Dokumentauszug >>
Bundesministerium für Gesundheit, Familie und Jugend

 

 

Per E-Mail:    alexandra.lust@bmgfj.gv.at

 

 

 

GZ: BMSK-40150/0009-IV/9/2008

Wien, 22.02.2008

 

 

 

 

Betreff:  Entwurf eines Bundesgesetzes, mit dem das Gesundheits- und Krankenpflegegesetz, das Ärztegesetz 1988 , das Hausbetreuungsgesetz und die Gewerbeordnung 1994 geändert werden; Begutachtung

 

 

 

Sehr geehrte Damen und Herren!

 

 

Das Bundesministerium für Soziales und Konsumentenschutz nimmt zu dem mit E-Mail am 5. Februar 2008 unter der GZ: BMGFJ-92252/0002-I/B/6/2008 übermittelten Entwurf eines Bundesgesetzes, mit dem das Gesundheits- und Krankenpflegegesetz, das Ärztegesetz 1998, das Hausbetreuungsgesetz und die Gewerbeordnung 1994 geändert werden, wie folgt Stellung:

 

 

1.         Generelle Anmerkungen

 

 

1.1      Nationalratsentschließung

 

Der vorliegende Begutachtungsentwurf enthält Änderungen im GuKG, ÄrzteG 1998, Hausbetreuungsgesetz und in der GewO 1994, mit denen die Tätigkeitsfelder und Kompetenzbereiche der Personenbetreuer/innen und der persönlichen Assistenten/innen maßgeblich erweitert werden sollen. Diese Änderungen gehen inhaltlich weit über die Entschließung des Nationalrates Nr. 57/E vom 16. Jänner 2008 hinaus.

(Gespeicherte Dateneinträge)

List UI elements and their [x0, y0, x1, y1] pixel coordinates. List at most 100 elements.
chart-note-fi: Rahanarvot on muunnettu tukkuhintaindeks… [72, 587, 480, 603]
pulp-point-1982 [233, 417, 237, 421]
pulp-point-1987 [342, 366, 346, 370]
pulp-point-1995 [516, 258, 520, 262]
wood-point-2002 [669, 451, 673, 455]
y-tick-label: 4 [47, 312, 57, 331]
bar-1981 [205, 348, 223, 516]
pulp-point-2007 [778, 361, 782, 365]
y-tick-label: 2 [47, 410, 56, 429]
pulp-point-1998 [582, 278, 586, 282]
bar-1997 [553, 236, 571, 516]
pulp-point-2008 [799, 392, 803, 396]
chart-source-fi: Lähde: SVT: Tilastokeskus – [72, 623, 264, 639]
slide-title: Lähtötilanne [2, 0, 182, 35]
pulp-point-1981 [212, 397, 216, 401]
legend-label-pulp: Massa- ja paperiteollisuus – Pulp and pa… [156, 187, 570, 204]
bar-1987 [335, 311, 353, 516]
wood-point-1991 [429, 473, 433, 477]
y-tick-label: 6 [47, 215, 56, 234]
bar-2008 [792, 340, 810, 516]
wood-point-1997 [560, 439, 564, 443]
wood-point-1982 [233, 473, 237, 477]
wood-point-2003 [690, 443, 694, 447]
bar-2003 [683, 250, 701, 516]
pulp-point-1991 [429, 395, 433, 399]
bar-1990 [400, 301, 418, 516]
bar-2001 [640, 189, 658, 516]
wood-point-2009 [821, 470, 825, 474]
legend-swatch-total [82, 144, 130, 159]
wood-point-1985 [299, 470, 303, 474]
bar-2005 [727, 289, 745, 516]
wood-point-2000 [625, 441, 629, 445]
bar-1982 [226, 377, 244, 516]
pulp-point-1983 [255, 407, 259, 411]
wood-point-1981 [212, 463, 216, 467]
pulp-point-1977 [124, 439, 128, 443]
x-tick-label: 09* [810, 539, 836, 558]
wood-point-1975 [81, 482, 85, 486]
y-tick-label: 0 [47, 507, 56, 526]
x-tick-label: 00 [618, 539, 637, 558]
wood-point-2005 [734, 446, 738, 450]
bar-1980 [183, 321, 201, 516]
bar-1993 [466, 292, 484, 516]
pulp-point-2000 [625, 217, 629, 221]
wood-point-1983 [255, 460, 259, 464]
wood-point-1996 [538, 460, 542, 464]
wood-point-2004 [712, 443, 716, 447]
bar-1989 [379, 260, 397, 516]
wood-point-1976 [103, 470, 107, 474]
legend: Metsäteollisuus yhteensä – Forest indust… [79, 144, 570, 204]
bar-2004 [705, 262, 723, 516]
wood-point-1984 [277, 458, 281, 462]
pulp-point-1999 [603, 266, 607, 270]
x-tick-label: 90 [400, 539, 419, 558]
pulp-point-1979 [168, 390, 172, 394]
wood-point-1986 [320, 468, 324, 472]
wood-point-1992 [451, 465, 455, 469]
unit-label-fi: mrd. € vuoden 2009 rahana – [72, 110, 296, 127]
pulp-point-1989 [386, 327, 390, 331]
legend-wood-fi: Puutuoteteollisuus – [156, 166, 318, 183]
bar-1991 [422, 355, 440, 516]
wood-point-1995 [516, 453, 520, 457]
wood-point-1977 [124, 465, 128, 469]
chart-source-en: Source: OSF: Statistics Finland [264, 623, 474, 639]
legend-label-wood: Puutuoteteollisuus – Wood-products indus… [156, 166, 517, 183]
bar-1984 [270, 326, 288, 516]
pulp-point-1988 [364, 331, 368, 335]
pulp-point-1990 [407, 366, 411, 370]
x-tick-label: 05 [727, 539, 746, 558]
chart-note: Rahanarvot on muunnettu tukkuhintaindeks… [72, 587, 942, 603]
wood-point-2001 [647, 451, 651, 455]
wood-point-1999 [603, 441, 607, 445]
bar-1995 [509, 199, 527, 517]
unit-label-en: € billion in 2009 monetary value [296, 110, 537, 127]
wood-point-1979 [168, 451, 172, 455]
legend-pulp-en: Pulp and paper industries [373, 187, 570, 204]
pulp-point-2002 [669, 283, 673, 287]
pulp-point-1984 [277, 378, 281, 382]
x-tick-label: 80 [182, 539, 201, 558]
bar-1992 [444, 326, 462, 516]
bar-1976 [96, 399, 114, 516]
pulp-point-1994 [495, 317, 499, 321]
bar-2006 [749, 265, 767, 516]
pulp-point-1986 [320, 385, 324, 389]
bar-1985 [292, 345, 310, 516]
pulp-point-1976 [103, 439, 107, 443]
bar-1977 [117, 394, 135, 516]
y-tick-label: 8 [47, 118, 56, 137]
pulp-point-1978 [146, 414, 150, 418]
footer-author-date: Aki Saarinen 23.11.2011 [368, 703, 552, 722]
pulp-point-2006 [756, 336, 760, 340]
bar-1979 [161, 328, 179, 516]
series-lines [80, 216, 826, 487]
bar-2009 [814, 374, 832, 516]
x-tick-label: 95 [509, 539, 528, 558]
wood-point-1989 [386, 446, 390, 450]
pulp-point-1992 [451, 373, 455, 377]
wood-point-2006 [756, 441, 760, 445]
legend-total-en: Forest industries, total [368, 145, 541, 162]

Arbeitsaufträge >>
(1) Schreibe den Abschnitt der Stellungnahme, der bei den Worten „Der vorliegende Begutachtungsentwurf“ beginnt und nach „Jänner 2008 hinaus.“ endet, noch einmal ab und benenne dabei „Begutachtungsentwurf“ in „Gesetzesentwurf“ um.
(2) Übersetze den folgenden Satz aus der Stellungnahme ins Englische: „Diese Änderungen gehen inhaltlich weit über die Entschließung des Nationalrates Nr. 57/E vom 16. Jänner 2008 hinaus.“
Für die Bearbeitung ist das Material ohne Bedeutung.

Lösungen der Aufgaben >>
(1)
Der vorliegende Gesetzesentwurf enthält Änderungen im GuKG, ÄrzteG 1998, Hausbetreuungsgesetz und in der GewO 1994, mit denen die Tätigkeitsfelder und Kompetenzbereiche der Personenbetreuer/innen und der persönlichen Assistenten/innen maßgeblich erweitert werden sollen. Diese Änderungen gehen inhaltlich weit über die Entschließung des Nationalrates Nr. 57/E vom 16. Jänner 2008 hinaus.

(2) In terms of content, these amendments go far beyond Resolution No. 57/E of the National Council of January 16, 2008.